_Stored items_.

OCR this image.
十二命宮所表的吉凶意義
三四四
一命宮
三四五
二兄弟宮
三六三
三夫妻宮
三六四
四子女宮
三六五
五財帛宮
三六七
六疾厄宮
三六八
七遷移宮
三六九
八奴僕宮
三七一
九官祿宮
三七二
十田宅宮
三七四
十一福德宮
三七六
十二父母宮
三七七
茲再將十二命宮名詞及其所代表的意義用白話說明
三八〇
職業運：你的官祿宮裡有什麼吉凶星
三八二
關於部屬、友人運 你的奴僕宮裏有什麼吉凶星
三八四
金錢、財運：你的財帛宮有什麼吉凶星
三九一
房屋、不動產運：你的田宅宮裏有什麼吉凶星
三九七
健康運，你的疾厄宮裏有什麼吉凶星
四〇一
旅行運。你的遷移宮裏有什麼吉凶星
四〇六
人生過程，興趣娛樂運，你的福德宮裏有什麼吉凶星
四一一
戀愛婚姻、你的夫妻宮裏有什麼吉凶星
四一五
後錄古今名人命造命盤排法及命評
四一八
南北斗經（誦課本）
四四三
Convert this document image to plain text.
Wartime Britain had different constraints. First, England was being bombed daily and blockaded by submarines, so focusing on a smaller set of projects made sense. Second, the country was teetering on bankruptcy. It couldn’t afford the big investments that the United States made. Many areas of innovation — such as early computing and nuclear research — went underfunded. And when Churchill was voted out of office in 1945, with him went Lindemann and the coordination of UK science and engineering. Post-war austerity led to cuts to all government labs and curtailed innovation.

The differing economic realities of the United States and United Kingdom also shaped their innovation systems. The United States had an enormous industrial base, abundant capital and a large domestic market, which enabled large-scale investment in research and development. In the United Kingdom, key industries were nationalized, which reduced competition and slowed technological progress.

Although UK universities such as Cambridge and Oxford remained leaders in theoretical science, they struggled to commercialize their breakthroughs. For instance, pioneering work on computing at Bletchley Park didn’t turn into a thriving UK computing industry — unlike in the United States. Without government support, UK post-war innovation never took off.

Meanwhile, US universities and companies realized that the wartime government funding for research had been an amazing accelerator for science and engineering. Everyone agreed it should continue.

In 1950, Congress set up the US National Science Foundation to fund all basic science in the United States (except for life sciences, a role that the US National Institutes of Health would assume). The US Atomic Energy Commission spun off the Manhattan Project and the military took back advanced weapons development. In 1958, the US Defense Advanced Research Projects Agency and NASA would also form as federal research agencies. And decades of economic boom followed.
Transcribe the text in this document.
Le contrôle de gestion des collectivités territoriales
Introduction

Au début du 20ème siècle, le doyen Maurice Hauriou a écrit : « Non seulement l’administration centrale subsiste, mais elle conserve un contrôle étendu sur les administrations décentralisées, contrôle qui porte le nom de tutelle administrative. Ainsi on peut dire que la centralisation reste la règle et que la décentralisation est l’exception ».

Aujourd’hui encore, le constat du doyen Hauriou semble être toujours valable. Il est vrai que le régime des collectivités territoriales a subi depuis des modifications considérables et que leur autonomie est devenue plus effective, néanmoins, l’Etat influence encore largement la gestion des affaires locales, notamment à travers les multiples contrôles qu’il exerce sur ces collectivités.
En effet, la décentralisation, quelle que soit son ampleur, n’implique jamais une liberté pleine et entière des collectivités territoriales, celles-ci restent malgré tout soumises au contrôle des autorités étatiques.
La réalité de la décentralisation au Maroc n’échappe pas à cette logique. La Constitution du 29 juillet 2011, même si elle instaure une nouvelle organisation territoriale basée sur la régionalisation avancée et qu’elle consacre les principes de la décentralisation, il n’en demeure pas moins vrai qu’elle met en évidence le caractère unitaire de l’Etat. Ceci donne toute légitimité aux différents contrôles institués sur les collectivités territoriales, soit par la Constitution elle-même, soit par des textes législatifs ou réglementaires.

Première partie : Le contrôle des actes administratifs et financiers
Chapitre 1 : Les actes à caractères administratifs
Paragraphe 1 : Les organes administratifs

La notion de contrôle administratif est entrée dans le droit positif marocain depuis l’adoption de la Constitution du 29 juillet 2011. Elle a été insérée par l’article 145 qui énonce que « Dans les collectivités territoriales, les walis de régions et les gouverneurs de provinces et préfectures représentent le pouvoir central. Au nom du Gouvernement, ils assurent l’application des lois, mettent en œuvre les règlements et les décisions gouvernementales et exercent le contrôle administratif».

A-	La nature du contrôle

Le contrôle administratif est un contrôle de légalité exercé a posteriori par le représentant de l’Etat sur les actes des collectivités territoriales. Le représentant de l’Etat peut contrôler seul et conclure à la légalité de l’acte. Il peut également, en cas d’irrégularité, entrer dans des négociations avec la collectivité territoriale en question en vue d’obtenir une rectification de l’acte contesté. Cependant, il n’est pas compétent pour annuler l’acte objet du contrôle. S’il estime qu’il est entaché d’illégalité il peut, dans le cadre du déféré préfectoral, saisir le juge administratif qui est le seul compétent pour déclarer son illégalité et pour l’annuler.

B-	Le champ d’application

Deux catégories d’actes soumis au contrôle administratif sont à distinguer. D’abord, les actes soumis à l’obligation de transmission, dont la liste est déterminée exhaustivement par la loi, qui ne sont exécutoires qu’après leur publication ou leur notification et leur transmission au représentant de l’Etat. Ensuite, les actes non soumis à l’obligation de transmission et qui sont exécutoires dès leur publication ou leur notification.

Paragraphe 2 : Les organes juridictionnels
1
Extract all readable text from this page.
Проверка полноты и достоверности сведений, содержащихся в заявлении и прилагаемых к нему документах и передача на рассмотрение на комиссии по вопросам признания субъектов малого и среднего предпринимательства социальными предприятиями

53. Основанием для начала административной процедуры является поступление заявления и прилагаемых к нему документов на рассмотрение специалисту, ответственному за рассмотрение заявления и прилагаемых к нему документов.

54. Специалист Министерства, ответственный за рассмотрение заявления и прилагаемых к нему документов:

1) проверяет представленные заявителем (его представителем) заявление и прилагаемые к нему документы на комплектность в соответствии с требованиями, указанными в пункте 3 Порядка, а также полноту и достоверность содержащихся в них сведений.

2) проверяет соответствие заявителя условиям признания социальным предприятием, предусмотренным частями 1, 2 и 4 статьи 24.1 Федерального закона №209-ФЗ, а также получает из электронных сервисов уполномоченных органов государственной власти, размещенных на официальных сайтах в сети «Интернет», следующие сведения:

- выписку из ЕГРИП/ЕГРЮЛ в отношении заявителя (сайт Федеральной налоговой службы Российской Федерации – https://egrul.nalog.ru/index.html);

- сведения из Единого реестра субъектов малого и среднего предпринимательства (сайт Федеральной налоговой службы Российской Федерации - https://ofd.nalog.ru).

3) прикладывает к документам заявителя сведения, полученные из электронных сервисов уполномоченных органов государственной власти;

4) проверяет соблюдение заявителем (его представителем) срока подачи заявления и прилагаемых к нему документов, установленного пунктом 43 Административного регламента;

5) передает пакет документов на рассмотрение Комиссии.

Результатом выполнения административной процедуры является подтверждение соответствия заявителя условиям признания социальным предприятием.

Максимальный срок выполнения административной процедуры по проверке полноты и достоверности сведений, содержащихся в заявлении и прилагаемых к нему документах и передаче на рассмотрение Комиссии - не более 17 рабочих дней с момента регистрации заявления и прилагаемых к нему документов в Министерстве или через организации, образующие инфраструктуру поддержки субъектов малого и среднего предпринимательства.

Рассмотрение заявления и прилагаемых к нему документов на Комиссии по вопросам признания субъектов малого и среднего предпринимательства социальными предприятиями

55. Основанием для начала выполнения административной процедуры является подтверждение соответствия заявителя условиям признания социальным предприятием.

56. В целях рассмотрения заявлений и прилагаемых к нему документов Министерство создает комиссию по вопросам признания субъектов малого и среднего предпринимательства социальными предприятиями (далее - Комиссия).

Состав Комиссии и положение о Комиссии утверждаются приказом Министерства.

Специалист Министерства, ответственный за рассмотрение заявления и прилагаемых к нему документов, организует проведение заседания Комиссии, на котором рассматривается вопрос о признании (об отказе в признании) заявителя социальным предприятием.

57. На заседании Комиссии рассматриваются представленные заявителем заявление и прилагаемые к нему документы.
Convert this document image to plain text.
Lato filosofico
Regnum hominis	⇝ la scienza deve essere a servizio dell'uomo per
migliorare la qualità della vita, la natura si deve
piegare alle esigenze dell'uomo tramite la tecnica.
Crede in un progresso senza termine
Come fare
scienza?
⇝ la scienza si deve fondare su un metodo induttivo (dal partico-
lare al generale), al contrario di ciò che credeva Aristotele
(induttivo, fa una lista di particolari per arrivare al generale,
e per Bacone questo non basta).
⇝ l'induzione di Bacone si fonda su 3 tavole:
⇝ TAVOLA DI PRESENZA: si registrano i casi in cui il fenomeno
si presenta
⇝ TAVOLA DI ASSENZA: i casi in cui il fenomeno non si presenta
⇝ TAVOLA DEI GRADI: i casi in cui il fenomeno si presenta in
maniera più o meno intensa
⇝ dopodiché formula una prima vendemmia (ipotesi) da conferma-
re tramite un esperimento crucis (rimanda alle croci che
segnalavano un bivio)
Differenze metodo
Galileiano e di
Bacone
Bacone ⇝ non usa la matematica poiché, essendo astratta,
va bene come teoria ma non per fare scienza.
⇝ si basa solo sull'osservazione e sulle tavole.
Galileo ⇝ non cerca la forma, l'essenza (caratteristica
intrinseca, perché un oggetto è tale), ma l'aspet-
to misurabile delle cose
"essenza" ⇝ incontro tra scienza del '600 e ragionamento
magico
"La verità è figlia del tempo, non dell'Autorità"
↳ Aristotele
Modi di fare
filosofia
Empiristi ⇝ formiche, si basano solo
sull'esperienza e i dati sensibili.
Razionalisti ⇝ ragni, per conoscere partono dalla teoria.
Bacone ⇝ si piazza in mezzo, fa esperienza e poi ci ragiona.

_Challenge_.
Identify each line in the entries with the word "заявителя" and copy it.

_Solution_.
2) проверяет соответствие заявителя условиям признания социальным предприятием, предусмотренным частями 1, 2 и 4 статьи 24.1 Федерального закона №209-ФЗ, а также получает из электронных сервисов уполномоченных органов государственной власти, размещенных на официальных сайтах в сети «Интернет», следующие сведения:
- выписку из ЕГРИП/ЕГРЮЛ в отношении заявителя (сайт Федеральной налоговой службы Российской Федерации – https://egrul.nalog.ru/index.html);
3) прикладывает к документам заявителя сведения, полученные из электронных сервисов уполномоченных органов государственной власти;
Результатом выполнения административной процедуры является подтверждение соответствия заявителя условиям признания социальным предприятием.
55. Основанием для начала выполнения административной процедуры является подтверждение соответствия заявителя условиям признания социальным предприятием.
Специалист Министерства, ответственный за рассмотрение заявления и прилагаемых к нему документов, организует проведение заседания Комиссии, на котором рассматривается вопрос о признании (об отказе в признании) заявителя социальным предприятием.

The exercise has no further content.